Exactly repeat the material, dropping only the pictures.

» DATA SUPPLIED:
__________________________________________________

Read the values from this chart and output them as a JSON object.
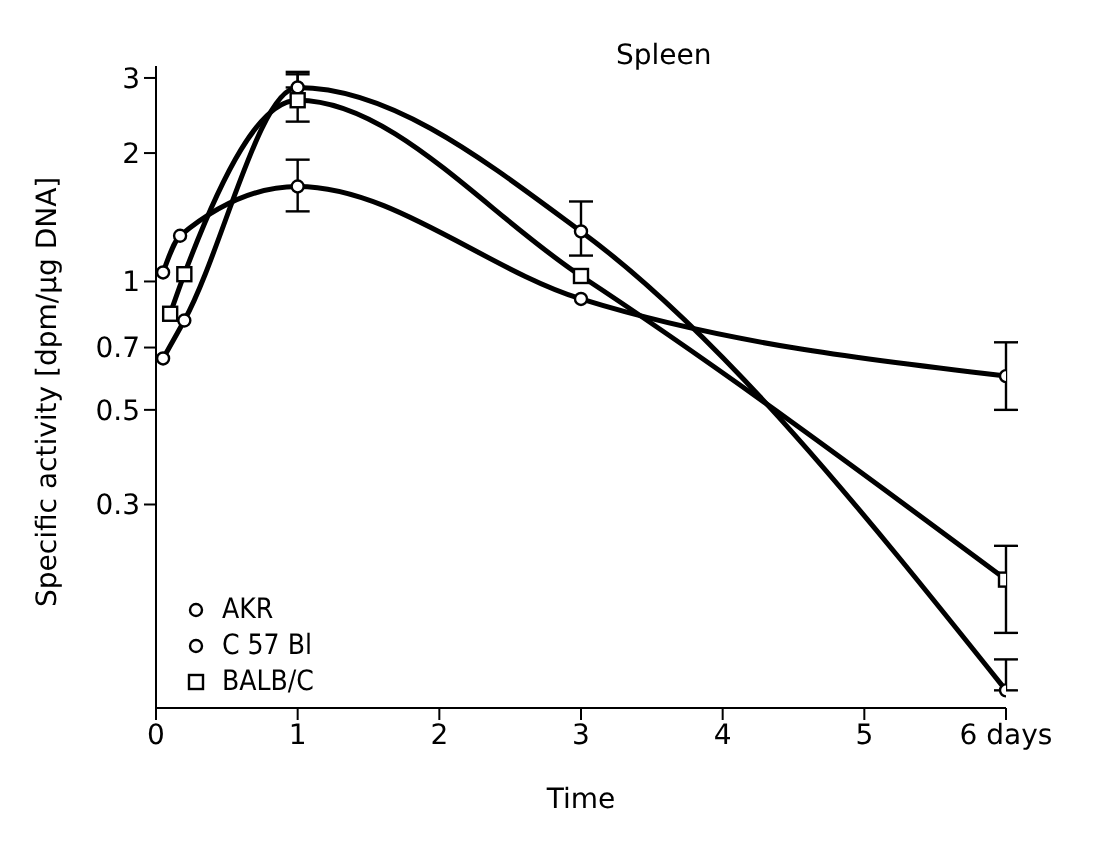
{
  "chart_data": {
    "type": "line",
    "title": "Spleen",
    "xlabel": "Time",
    "ylabel": "Specific activity [dpm/µg DNA]",
    "log": "y",
    "xlim": [
      0,
      6
    ],
    "xticks": [
      0,
      1,
      2,
      3,
      4,
      5,
      {
        "value": 6,
        "label": "6 days"
      }
    ],
    "ylim": [
      0.1,
      3.2
    ],
    "yticks": [
      0.3,
      0.5,
      0.7,
      1,
      2,
      3
    ],
    "legend": "bottom left",
    "line_style": "solid",
    "series": [
      {
        "name": "AKR",
        "color": "#000000",
        "marker": "circle",
        "x": [
          0.05,
          0.17,
          1,
          3,
          6
        ],
        "values": [
          1.05,
          1.28,
          1.67,
          0.91,
          0.6
        ],
        "errors": [
          null,
          null,
          [
            1.46,
            1.93
          ],
          null,
          [
            0.5,
            0.72
          ]
        ]
      },
      {
        "name": "C 57 Bl",
        "color": "#000000",
        "marker": "circle",
        "x": [
          0.05,
          0.2,
          1,
          3,
          6
        ],
        "values": [
          0.66,
          0.81,
          2.85,
          1.31,
          0.11
        ],
        "errors": [
          null,
          null,
          [
            2.85,
            3.06
          ],
          [
            1.15,
            1.54
          ],
          [
            0.11,
            0.13
          ]
        ]
      },
      {
        "name": "BALB/C",
        "color": "#000000",
        "marker": "square",
        "x": [
          0.1,
          0.2,
          1,
          3,
          6
        ],
        "values": [
          0.84,
          1.04,
          2.66,
          1.03,
          0.2
        ],
        "errors": [
          null,
          null,
          [
            2.37,
            3.1
          ],
          null,
          [
            0.15,
            0.24
          ]
        ]
      }
    ]
  }
}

__________________________________________________

» OUTPUT:
Read the values from this chart and output them as a JSON object.
{
  "chart_data": {
    "type": "line",
    "title": "Spleen",
    "xlabel": "Time",
    "ylabel": "Specific activity [dpm/µg DNA]",
    "log": "y",
    "xlim": [
      0,
      6
    ],
    "xticks": [
      0,
      1,
      2,
      3,
      4,
      5,
      {
        "value": 6,
        "label": "6 days"
      }
    ],
    "ylim": [
      0.1,
      3.2
    ],
    "yticks": [
      0.3,
      0.5,
      0.7,
      1,
      2,
      3
    ],
    "legend": "bottom left",
    "line_style": "solid",
    "series": [
      {
        "name": "AKR",
        "color": "#000000",
        "marker": "circle",
        "x": [
          0.05,
          0.17,
          1,
          3,
          6
        ],
        "values": [
          1.05,
          1.28,
          1.67,
          0.91,
          0.6
        ],
        "errors": [
          null,
          null,
          [
            1.46,
            1.93
          ],
          null,
          [
            0.5,
            0.72
          ]
        ]
      },
      {
        "name": "C 57 Bl",
        "color": "#000000",
        "marker": "circle",
        "x": [
          0.05,
          0.2,
          1,
          3,
          6
        ],
        "values": [
          0.66,
          0.81,
          2.85,
          1.31,
          0.11
        ],
        "errors": [
          null,
          null,
          [
            2.85,
            3.06
          ],
          [
            1.15,
            1.54
          ],
          [
            0.11,
            0.13
          ]
        ]
      },
      {
        "name": "BALB/C",
        "color": "#000000",
        "marker": "square",
        "x": [
          0.1,
          0.2,
          1,
          3,
          6
        ],
        "values": [
          0.84,
          1.04,
          2.66,
          1.03,
          0.2
        ],
        "errors": [
          null,
          null,
          [
            2.37,
            3.1
          ],
          null,
          [
            0.15,
            0.24
          ]
        ]
      }
    ]
  }
}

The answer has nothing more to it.